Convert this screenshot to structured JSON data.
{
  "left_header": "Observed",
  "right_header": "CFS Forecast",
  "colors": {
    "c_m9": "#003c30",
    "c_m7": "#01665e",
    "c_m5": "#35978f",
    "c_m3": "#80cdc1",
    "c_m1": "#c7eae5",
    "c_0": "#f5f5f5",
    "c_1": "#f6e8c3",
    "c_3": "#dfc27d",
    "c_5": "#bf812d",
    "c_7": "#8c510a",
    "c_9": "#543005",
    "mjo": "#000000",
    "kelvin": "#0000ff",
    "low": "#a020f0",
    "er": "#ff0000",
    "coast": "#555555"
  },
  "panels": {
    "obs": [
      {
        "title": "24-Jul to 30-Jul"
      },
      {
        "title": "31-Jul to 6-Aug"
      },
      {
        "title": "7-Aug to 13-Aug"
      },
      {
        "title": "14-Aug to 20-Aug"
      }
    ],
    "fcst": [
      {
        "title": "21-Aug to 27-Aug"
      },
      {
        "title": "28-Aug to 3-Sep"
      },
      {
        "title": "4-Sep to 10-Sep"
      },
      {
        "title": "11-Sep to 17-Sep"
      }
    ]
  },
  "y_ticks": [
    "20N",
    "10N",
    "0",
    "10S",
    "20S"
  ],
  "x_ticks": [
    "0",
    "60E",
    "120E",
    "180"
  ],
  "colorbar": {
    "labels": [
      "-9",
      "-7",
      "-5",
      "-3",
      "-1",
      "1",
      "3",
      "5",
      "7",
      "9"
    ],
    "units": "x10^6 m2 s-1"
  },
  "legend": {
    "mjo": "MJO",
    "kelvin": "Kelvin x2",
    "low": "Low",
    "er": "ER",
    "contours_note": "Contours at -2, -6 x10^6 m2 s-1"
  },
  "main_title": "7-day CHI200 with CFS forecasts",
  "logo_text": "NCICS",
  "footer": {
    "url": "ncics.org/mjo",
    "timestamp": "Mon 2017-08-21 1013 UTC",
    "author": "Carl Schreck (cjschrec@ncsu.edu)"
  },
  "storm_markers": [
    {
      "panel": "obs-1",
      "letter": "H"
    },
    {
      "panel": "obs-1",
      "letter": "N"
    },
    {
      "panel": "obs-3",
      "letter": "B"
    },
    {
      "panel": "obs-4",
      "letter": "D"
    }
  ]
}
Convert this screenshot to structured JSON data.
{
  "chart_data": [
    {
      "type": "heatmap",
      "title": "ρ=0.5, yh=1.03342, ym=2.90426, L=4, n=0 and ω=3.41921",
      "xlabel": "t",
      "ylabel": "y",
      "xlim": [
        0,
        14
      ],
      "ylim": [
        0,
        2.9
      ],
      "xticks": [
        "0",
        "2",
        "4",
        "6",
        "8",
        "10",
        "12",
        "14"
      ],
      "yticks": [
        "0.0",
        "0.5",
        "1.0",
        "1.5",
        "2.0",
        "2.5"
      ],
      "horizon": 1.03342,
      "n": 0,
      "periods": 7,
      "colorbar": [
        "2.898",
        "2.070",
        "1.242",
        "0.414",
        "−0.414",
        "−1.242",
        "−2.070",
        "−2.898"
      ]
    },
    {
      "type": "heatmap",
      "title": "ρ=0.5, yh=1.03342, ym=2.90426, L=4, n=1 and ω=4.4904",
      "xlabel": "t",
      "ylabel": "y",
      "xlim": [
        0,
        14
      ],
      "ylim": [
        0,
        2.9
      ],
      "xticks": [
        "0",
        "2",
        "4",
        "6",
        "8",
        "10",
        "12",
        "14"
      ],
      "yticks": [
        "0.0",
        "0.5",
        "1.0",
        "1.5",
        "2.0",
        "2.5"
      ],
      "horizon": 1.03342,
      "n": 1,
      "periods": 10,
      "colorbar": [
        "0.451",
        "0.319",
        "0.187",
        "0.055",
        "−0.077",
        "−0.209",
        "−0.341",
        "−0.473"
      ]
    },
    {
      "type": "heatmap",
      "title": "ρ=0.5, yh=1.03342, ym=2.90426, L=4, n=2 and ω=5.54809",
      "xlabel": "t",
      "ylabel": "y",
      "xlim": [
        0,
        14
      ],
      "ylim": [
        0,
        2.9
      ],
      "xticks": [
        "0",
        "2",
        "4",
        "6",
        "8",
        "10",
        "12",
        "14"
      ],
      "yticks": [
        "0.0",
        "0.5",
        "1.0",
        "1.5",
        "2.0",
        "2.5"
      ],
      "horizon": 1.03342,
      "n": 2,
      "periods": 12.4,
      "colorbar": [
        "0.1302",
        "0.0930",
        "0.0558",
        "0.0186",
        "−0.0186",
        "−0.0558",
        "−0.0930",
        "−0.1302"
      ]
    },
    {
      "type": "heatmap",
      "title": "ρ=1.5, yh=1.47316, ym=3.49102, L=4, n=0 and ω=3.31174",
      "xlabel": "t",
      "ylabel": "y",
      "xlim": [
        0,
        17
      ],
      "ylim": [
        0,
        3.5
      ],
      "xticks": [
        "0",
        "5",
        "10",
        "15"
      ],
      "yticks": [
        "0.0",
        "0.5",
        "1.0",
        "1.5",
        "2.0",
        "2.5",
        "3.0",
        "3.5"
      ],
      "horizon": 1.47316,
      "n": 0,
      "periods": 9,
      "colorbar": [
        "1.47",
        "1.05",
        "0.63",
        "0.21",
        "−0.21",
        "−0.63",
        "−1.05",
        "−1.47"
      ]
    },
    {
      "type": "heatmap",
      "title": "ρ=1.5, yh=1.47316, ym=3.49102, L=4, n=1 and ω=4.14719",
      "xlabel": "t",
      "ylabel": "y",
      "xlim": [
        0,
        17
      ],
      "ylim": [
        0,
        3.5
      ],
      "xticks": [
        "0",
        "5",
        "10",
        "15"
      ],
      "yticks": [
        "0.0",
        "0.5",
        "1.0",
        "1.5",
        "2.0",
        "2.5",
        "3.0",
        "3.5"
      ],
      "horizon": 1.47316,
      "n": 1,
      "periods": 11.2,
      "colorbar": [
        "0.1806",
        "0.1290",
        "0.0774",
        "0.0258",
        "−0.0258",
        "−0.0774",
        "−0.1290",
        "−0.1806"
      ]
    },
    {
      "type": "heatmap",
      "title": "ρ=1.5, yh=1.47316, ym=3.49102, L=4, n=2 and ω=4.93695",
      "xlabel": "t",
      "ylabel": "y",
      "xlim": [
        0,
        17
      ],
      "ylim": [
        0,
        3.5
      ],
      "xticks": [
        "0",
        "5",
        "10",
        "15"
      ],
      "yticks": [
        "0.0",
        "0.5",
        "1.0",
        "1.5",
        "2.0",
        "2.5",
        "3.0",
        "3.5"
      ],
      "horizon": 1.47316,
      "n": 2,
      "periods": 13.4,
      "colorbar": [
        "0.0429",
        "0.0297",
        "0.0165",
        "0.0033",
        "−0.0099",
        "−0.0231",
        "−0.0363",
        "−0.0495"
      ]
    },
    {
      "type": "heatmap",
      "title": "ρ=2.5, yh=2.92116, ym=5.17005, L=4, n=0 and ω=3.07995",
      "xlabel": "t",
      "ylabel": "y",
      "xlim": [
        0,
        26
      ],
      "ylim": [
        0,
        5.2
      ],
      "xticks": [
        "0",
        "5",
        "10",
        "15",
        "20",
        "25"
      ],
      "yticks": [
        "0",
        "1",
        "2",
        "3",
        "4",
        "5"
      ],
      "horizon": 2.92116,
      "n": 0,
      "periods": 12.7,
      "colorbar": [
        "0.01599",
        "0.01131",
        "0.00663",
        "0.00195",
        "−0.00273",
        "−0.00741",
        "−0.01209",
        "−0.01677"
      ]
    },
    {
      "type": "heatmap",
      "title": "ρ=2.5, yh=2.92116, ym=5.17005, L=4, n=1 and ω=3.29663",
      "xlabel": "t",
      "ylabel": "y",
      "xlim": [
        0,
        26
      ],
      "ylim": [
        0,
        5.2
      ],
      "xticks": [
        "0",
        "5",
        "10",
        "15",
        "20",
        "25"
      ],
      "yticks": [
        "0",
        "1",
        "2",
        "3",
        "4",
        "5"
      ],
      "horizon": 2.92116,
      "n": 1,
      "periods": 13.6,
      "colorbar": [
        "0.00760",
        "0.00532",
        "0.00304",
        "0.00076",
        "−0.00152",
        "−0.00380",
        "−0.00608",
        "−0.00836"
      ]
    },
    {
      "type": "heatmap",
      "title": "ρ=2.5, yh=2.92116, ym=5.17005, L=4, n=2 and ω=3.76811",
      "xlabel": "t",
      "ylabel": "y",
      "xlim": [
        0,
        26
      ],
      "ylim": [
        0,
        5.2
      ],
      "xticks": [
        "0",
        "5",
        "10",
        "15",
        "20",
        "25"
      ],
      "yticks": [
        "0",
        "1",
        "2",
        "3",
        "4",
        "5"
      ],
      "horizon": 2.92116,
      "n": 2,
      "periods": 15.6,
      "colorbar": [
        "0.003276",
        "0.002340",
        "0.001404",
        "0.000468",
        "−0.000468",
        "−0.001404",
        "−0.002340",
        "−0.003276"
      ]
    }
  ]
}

» Instructions to follow
Wherever the string "periods" appears in the entries above, list that line.

» Answer for the task
      "periods": 7,
      "periods": 10,
      "periods": 12.4,
      "periods": 9,
      "periods": 11.2,
      "periods": 13.4,
      "periods": 12.7,
      "periods": 13.6,
      "periods": 15.6,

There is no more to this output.